- _AIM OF THE TASK_
Determine how many lines below hold the string "evil". Reply with the number alone.
::: SUPPLIED INFORMATION
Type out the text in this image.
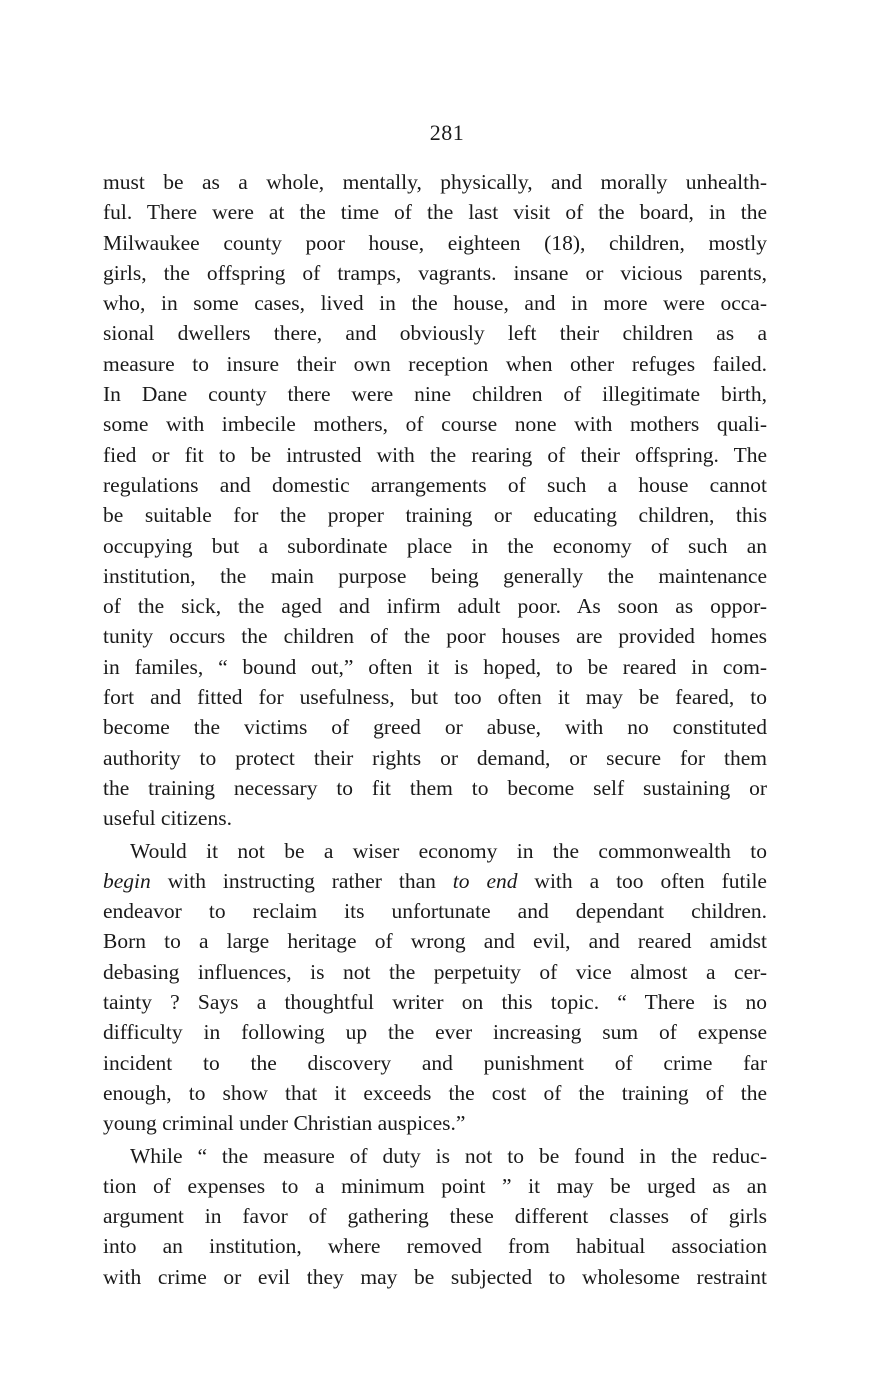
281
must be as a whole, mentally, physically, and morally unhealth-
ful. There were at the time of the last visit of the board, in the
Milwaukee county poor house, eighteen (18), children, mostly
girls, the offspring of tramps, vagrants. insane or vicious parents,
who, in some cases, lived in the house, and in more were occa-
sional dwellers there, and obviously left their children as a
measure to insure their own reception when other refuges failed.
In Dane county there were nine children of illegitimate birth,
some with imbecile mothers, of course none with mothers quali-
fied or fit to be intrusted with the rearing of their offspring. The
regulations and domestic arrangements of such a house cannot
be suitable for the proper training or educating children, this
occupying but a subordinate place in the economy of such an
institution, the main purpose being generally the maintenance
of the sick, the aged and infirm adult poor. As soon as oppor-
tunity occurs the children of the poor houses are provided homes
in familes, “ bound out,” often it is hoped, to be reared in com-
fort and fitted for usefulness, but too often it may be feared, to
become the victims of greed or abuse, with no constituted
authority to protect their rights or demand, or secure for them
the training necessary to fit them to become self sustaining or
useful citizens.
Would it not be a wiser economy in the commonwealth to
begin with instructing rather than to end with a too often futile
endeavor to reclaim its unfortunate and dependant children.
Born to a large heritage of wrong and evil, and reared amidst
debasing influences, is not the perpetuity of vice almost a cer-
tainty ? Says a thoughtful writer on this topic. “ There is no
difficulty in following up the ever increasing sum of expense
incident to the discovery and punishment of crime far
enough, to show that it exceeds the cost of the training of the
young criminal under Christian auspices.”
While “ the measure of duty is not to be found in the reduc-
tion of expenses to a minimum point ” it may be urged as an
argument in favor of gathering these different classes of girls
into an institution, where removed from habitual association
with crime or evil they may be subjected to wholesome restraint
::::::
- _SOLVED PROBLEM_
2